Data for the task =>
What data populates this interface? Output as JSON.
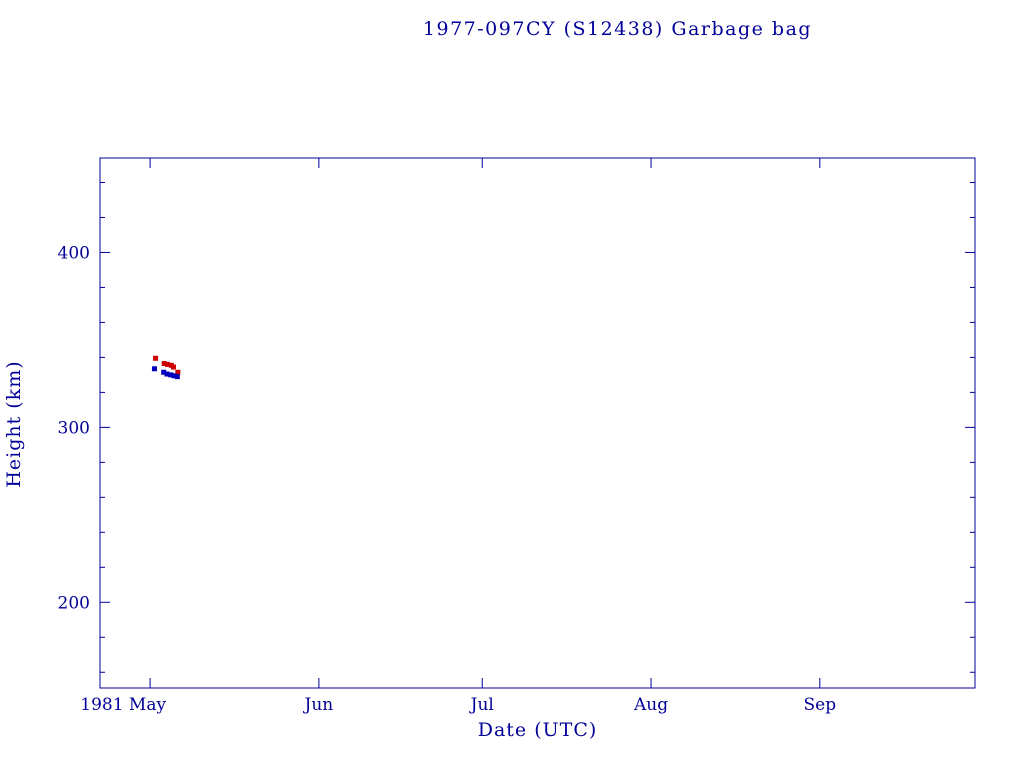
{
  "chart_data": {
    "type": "scatter",
    "title": "1977-097CY (S12438) Garbage bag",
    "xlabel": "Date (UTC)",
    "ylabel": "Height (km)",
    "axis_color": "#000099",
    "x_unit": "days since 1981-05-01",
    "xlim_days": [
      -9.2,
      151.5
    ],
    "ylim": [
      151,
      454
    ],
    "x_ticks": [
      {
        "day": 0,
        "label": "1981 May"
      },
      {
        "day": 31,
        "label": "Jun"
      },
      {
        "day": 61,
        "label": "Jul"
      },
      {
        "day": 92,
        "label": "Aug"
      },
      {
        "day": 123,
        "label": "Sep"
      }
    ],
    "y_ticks_major": [
      200,
      300,
      400
    ],
    "y_ticks_minor": {
      "start": 160,
      "end": 440,
      "step": 20
    },
    "grid": false,
    "legend": "none",
    "series": [
      {
        "name": "red-points",
        "color": "#cc0000",
        "marker": "square",
        "points": [
          {
            "day": 1.0,
            "height_km": 339.5
          },
          {
            "day": 2.6,
            "height_km": 336.5
          },
          {
            "day": 3.2,
            "height_km": 336.0
          },
          {
            "day": 3.9,
            "height_km": 335.5
          },
          {
            "day": 4.3,
            "height_km": 334.5
          },
          {
            "day": 5.1,
            "height_km": 331.5
          }
        ]
      },
      {
        "name": "blue-points",
        "color": "#0000bb",
        "marker": "square",
        "points": [
          {
            "day": 0.8,
            "height_km": 333.5
          },
          {
            "day": 2.5,
            "height_km": 331.5
          },
          {
            "day": 3.1,
            "height_km": 330.5
          },
          {
            "day": 3.8,
            "height_km": 330.0
          },
          {
            "day": 4.4,
            "height_km": 329.5
          },
          {
            "day": 5.0,
            "height_km": 329.0
          }
        ]
      }
    ]
  }
}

Short task => Each entry above should be reproduced exactly, with the pictures removed.

Solution =>
What data populates this interface? Output as JSON.
{
  "chart_data": {
    "type": "scatter",
    "title": "1977-097CY (S12438) Garbage bag",
    "xlabel": "Date (UTC)",
    "ylabel": "Height (km)",
    "axis_color": "#000099",
    "x_unit": "days since 1981-05-01",
    "xlim_days": [
      -9.2,
      151.5
    ],
    "ylim": [
      151,
      454
    ],
    "x_ticks": [
      {
        "day": 0,
        "label": "1981 May"
      },
      {
        "day": 31,
        "label": "Jun"
      },
      {
        "day": 61,
        "label": "Jul"
      },
      {
        "day": 92,
        "label": "Aug"
      },
      {
        "day": 123,
        "label": "Sep"
      }
    ],
    "y_ticks_major": [
      200,
      300,
      400
    ],
    "y_ticks_minor": {
      "start": 160,
      "end": 440,
      "step": 20
    },
    "grid": false,
    "legend": "none",
    "series": [
      {
        "name": "red-points",
        "color": "#cc0000",
        "marker": "square",
        "points": [
          {
            "day": 1.0,
            "height_km": 339.5
          },
          {
            "day": 2.6,
            "height_km": 336.5
          },
          {
            "day": 3.2,
            "height_km": 336.0
          },
          {
            "day": 3.9,
            "height_km": 335.5
          },
          {
            "day": 4.3,
            "height_km": 334.5
          },
          {
            "day": 5.1,
            "height_km": 331.5
          }
        ]
      },
      {
        "name": "blue-points",
        "color": "#0000bb",
        "marker": "square",
        "points": [
          {
            "day": 0.8,
            "height_km": 333.5
          },
          {
            "day": 2.5,
            "height_km": 331.5
          },
          {
            "day": 3.1,
            "height_km": 330.5
          },
          {
            "day": 3.8,
            "height_km": 330.0
          },
          {
            "day": 4.4,
            "height_km": 329.5
          },
          {
            "day": 5.0,
            "height_km": 329.0
          }
        ]
      }
    ]
  }
}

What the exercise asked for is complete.